### Exercise description
Copy every line of the entries that includes the word "period".

(Records contained in a dataset)
* * *

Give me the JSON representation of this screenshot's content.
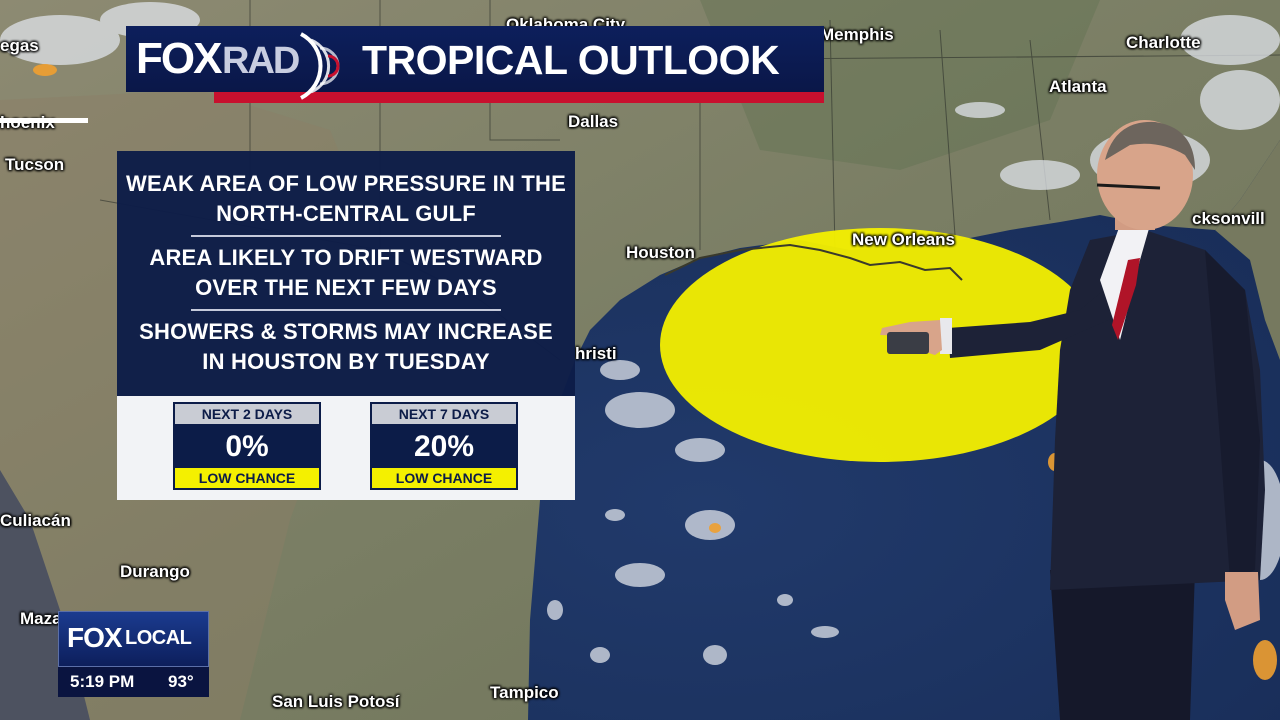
{
  "header": {
    "logo_fox": "FOX",
    "logo_rad": "RAD",
    "title": "TROPICAL OUTLOOK"
  },
  "panel": {
    "line1a": "WEAK AREA OF LOW PRESSURE IN THE",
    "line1b": "NORTH-CENTRAL GULF",
    "line2a": "AREA LIKELY TO DRIFT WESTWARD",
    "line2b": "OVER THE NEXT FEW DAYS",
    "line3a": "SHOWERS & STORMS MAY INCREASE",
    "line3b": "IN HOUSTON BY TUESDAY"
  },
  "chances": [
    {
      "period": "NEXT 2 DAYS",
      "value": "0%",
      "label": "LOW CHANCE"
    },
    {
      "period": "NEXT 7 DAYS",
      "value": "20%",
      "label": "LOW CHANCE"
    }
  ],
  "cities": {
    "vegas": "egas",
    "oklahoma_city": "Oklahoma City",
    "memphis": "Memphis",
    "charlotte": "Charlotte",
    "atlanta": "Atlanta",
    "phoenix": "hoenix",
    "tucson": "Tucson",
    "dallas": "Dallas",
    "houston": "Houston",
    "new_orleans": "New Orleans",
    "jacksonville": "cksonvill",
    "corpus_christi": "hristi",
    "culiacan": "Culiacán",
    "durango": "Durango",
    "mazatlan": "Maza",
    "san_luis_potosi": "San Luis Potosí",
    "tampico": "Tampico"
  },
  "bug": {
    "fox": "FOX",
    "local": "LOCAL",
    "time": "5:19 PM",
    "temp": "93°"
  },
  "colors": {
    "outlook_area": "#f4f000",
    "banner_navy": "#0c1c48",
    "banner_red": "#c8102e"
  }
}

* * *

### Output for this exercise
      "period": "NEXT 2 DAYS",
      "period": "NEXT 7 DAYS",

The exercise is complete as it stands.